┏━━

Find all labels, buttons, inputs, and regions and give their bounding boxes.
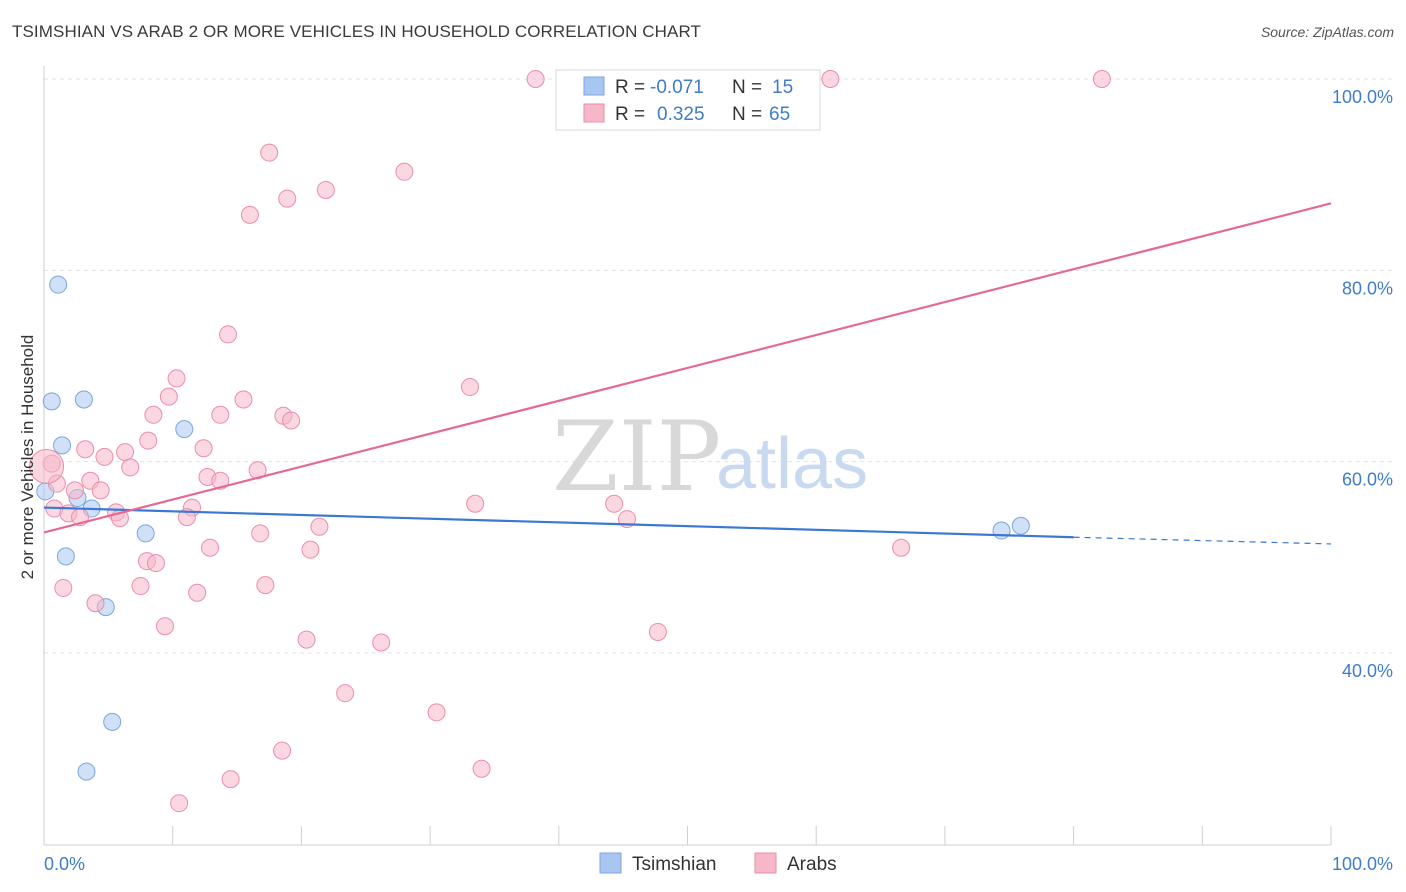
point-arabs-17 xyxy=(144,405,163,424)
point-arabs-64 xyxy=(29,448,65,484)
legend-n-value-2: 65 xyxy=(769,104,790,125)
point-arabs-8 xyxy=(240,205,259,224)
y-tick-labels: 100.0% 80.0% 60.0% 40.0% xyxy=(1332,87,1393,681)
point-tsimshian-13 xyxy=(992,521,1011,540)
point-arabs-45 xyxy=(301,540,320,559)
source-note: Source: ZipAtlas.com xyxy=(1260,24,1394,40)
point-arabs-7 xyxy=(278,189,297,208)
point-arabs-18 xyxy=(139,431,158,450)
point-tsimshian-4 xyxy=(175,420,194,439)
point-arabs-43 xyxy=(251,524,270,543)
point-arabs-22 xyxy=(95,447,114,466)
legend-label-tsimshian: Tsimshian xyxy=(632,854,716,875)
x-tick-label-max: 100.0% xyxy=(1332,854,1393,874)
point-arabs-63 xyxy=(170,794,189,813)
y-axis-label: 2 or more Vehicles in Household xyxy=(18,335,37,580)
legend-r-value-2: 0.325 xyxy=(657,104,705,125)
watermark-atlas: atlas xyxy=(716,424,868,504)
point-arabs-54 xyxy=(155,617,174,636)
trend-lines xyxy=(43,202,1332,545)
point-tsimshian-11 xyxy=(103,712,122,731)
trend-extension-tsimshian xyxy=(1073,536,1332,545)
legend-n-label-2: N = xyxy=(732,104,762,125)
point-tsimshian-9 xyxy=(56,547,75,566)
point-arabs-5 xyxy=(395,162,414,181)
point-arabs-60 xyxy=(273,741,292,760)
point-arabs-3 xyxy=(1092,70,1111,88)
legend-r-label-2: R = xyxy=(615,104,645,125)
legend-n-value-1: 15 xyxy=(772,77,793,98)
point-arabs-57 xyxy=(648,622,667,641)
point-arabs-20 xyxy=(76,440,95,459)
trend-line-tsimshian xyxy=(43,506,1074,539)
legend-label-arabs: Arabs xyxy=(787,854,837,875)
point-tsimshian-8 xyxy=(136,524,155,543)
point-arabs-9 xyxy=(219,325,238,344)
x-tick-label-min: 0.0% xyxy=(44,854,85,874)
point-arabs-11 xyxy=(167,369,186,388)
point-arabs-30 xyxy=(91,481,110,500)
legend-n-label-1: N = xyxy=(732,77,762,98)
point-tsimshian-14 xyxy=(1011,516,1030,535)
point-arabs-42 xyxy=(310,517,329,536)
point-tsimshian-12 xyxy=(77,762,96,781)
point-arabs-12 xyxy=(159,387,178,406)
point-arabs-16 xyxy=(282,411,301,430)
point-tsimshian-0 xyxy=(49,275,68,294)
point-arabs-55 xyxy=(297,630,316,649)
point-arabs-10 xyxy=(460,378,479,397)
point-arabs-62 xyxy=(221,770,240,789)
watermark: ZIP atlas xyxy=(552,401,868,513)
chart-title: TSIMSHIAN VS ARAB 2 OR MORE VEHICLES IN … xyxy=(12,22,702,41)
legend-r-value-1: -0.071 xyxy=(650,77,704,98)
point-arabs-19 xyxy=(194,439,213,458)
y-tick-label-3: 40.0% xyxy=(1342,661,1393,681)
grid-lines xyxy=(44,78,1395,654)
point-arabs-48 xyxy=(146,554,165,573)
point-arabs-27 xyxy=(211,471,230,490)
point-arabs-46 xyxy=(892,538,911,557)
point-arabs-53 xyxy=(86,594,105,613)
point-arabs-31 xyxy=(65,481,84,500)
y-tick-label-1: 80.0% xyxy=(1342,278,1393,298)
point-tsimshian-3 xyxy=(53,436,72,455)
point-arabs-24 xyxy=(121,458,140,477)
legend-swatch-arabs-bottom xyxy=(754,852,777,874)
data-points xyxy=(29,70,1111,813)
point-arabs-59 xyxy=(427,703,446,722)
point-arabs-2 xyxy=(821,70,840,88)
correlation-legend: R = -0.071 N = 15 R = 0.325 N = 65 xyxy=(555,69,821,131)
point-arabs-4 xyxy=(260,143,279,162)
legend-swatch-tsimshian-bottom xyxy=(599,852,622,874)
point-arabs-39 xyxy=(466,494,485,513)
point-arabs-56 xyxy=(372,633,391,652)
point-arabs-58 xyxy=(336,684,355,703)
point-arabs-13 xyxy=(234,390,253,409)
legend-swatch-tsimshian xyxy=(583,76,605,96)
point-arabs-14 xyxy=(211,405,230,424)
point-arabs-50 xyxy=(131,577,150,596)
point-arabs-51 xyxy=(256,576,275,595)
legend-swatch-arabs xyxy=(583,103,605,123)
axes xyxy=(43,66,1332,846)
point-arabs-6 xyxy=(316,180,335,199)
point-arabs-44 xyxy=(201,538,220,557)
point-arabs-40 xyxy=(605,494,624,513)
trend-line-arabs xyxy=(43,202,1332,534)
y-tick-label-2: 60.0% xyxy=(1342,470,1393,490)
series-legend: Tsimshian Arabs xyxy=(599,852,837,875)
point-tsimshian-2 xyxy=(74,390,93,409)
x-tick-labels: 0.0% 100.0% xyxy=(44,854,1393,874)
point-arabs-61 xyxy=(472,759,491,778)
legend-r-label-1: R = xyxy=(615,77,645,98)
point-arabs-21 xyxy=(116,443,135,462)
y-tick-label-0: 100.0% xyxy=(1332,87,1393,107)
point-arabs-49 xyxy=(54,578,73,597)
watermark-zip: ZIP xyxy=(552,401,721,513)
point-arabs-0 xyxy=(526,70,545,88)
point-arabs-52 xyxy=(188,583,207,602)
point-tsimshian-1 xyxy=(42,392,61,411)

┗━━

## THE PROBLEM
Can you render all of the data above as a numbered list, skipping blank lines and leaving out the pictures?

## ANSWER IN FULL
1. Find all labels, buttons, inputs, and regions and give their bounding boxes.
2. point-arabs-17 xyxy=(144,405,163,424)
3. point-arabs-64 xyxy=(29,448,65,484)
4. legend-n-value-2: 65 xyxy=(769,104,790,125)
5. point-arabs-8 xyxy=(240,205,259,224)
6. y-tick-labels: 100.0% 80.0% 60.0% 40.0% xyxy=(1332,87,1393,681)
7. point-tsimshian-13 xyxy=(992,521,1011,540)
8. point-arabs-45 xyxy=(301,540,320,559)
9. source-note: Source: ZipAtlas.com xyxy=(1260,24,1394,40)
10. point-arabs-7 xyxy=(278,189,297,208)
11. point-arabs-18 xyxy=(139,431,158,450)
12. point-tsimshian-4 xyxy=(175,420,194,439)
13. point-arabs-43 xyxy=(251,524,270,543)
14. point-arabs-22 xyxy=(95,447,114,466)
15. legend-label-tsimshian: Tsimshian xyxy=(632,854,716,875)
16. x-tick-label-max: 100.0% xyxy=(1332,854,1393,874)
17. point-arabs-63 xyxy=(170,794,189,813)
18. y-axis-label: 2 or more Vehicles in Household xyxy=(18,335,37,580)
19. legend-r-value-2: 0.325 xyxy=(657,104,705,125)
20. watermark-atlas: atlas xyxy=(716,424,868,504)
21. point-arabs-54 xyxy=(155,617,174,636)
22. trend-lines xyxy=(43,202,1332,545)
23. point-tsimshian-11 xyxy=(103,712,122,731)
24. trend-extension-tsimshian xyxy=(1073,536,1332,545)
25. legend-n-label-2: N = xyxy=(732,104,762,125)
26. point-tsimshian-9 xyxy=(56,547,75,566)
27. point-arabs-5 xyxy=(395,162,414,181)
28. point-arabs-60 xyxy=(273,741,292,760)
29. point-arabs-3 xyxy=(1092,70,1111,88)
30. legend-r-label-2: R = xyxy=(615,104,645,125)
31. legend-n-value-1: 15 xyxy=(772,77,793,98)
32. point-arabs-57 xyxy=(648,622,667,641)
33. point-arabs-20 xyxy=(76,440,95,459)
34. trend-line-tsimshian xyxy=(43,506,1074,539)
35. legend-label-arabs: Arabs xyxy=(787,854,837,875)
36. point-tsimshian-8 xyxy=(136,524,155,543)
37. point-arabs-9 xyxy=(219,325,238,344)
38. x-tick-label-min: 0.0% xyxy=(44,854,85,874)
39. point-arabs-11 xyxy=(167,369,186,388)
40. point-arabs-30 xyxy=(91,481,110,500)
41. legend-n-label-1: N = xyxy=(732,77,762,98)
42. point-tsimshian-14 xyxy=(1011,516,1030,535)
43. point-arabs-42 xyxy=(310,517,329,536)
44. point-tsimshian-12 xyxy=(77,762,96,781)
45. point-arabs-12 xyxy=(159,387,178,406)
46. point-arabs-16 xyxy=(282,411,301,430)
47. point-tsimshian-0 xyxy=(49,275,68,294)
48. point-arabs-55 xyxy=(297,630,316,649)
49. point-arabs-10 xyxy=(460,378,479,397)
50. point-arabs-62 xyxy=(221,770,240,789)
51. watermark: ZIP atlas xyxy=(552,401,868,513)
52. chart-title: TSIMSHIAN VS ARAB 2 OR MORE VEHICLES IN … xyxy=(12,22,702,41)
53. legend-r-value-1: -0.071 xyxy=(650,77,704,98)
54. point-arabs-19 xyxy=(194,439,213,458)
55. y-tick-label-3: 40.0% xyxy=(1342,661,1393,681)
56. grid-lines xyxy=(44,78,1395,654)
57. point-arabs-48 xyxy=(146,554,165,573)
58. point-arabs-27 xyxy=(211,471,230,490)
59. point-arabs-46 xyxy=(892,538,911,557)
60. point-arabs-53 xyxy=(86,594,105,613)
61. point-arabs-31 xyxy=(65,481,84,500)
62. y-tick-label-1: 80.0% xyxy=(1342,278,1393,298)
63. point-tsimshian-3 xyxy=(53,436,72,455)
64. point-arabs-24 xyxy=(121,458,140,477)
65. legend-swatch-arabs-bottom xyxy=(754,852,777,874)
66. data-points xyxy=(29,70,1111,813)
67. point-arabs-59 xyxy=(427,703,446,722)
68. point-arabs-2 xyxy=(821,70,840,88)
69. correlation-legend: R = -0.071 N = 15 R = 0.325 N = 65 xyxy=(555,69,821,131)
70. point-arabs-4 xyxy=(260,143,279,162)
71. legend-swatch-tsimshian-bottom xyxy=(599,852,622,874)
72. point-arabs-39 xyxy=(466,494,485,513)
73. point-arabs-56 xyxy=(372,633,391,652)
74. point-arabs-58 xyxy=(336,684,355,703)
75. point-arabs-13 xyxy=(234,390,253,409)
76. legend-swatch-tsimshian xyxy=(583,76,605,96)
77. point-arabs-14 xyxy=(211,405,230,424)
78. point-arabs-50 xyxy=(131,577,150,596)
79. point-arabs-51 xyxy=(256,576,275,595)
80. legend-swatch-arabs xyxy=(583,103,605,123)
81. axes xyxy=(43,66,1332,846)
82. point-arabs-6 xyxy=(316,180,335,199)
83. point-arabs-44 xyxy=(201,538,220,557)
84. point-arabs-40 xyxy=(605,494,624,513)
85. trend-line-arabs xyxy=(43,202,1332,534)
86. y-tick-label-2: 60.0% xyxy=(1342,470,1393,490)
87. series-legend: Tsimshian Arabs xyxy=(599,852,837,875)
88. point-tsimshian-2 xyxy=(74,390,93,409)
89. x-tick-labels: 0.0% 100.0% xyxy=(44,854,1393,874)
90. point-arabs-61 xyxy=(472,759,491,778)
91. legend-r-label-1: R = xyxy=(615,77,645,98)
92. point-arabs-21 xyxy=(116,443,135,462)
93. y-tick-label-0: 100.0% xyxy=(1332,87,1393,107)
94. point-arabs-49 xyxy=(54,578,73,597)
95. watermark-zip: ZIP xyxy=(552,401,721,513)
96. point-arabs-0 xyxy=(526,70,545,88)
97. point-arabs-52 xyxy=(188,583,207,602)
98. point-tsimshian-1 xyxy=(42,392,61,411)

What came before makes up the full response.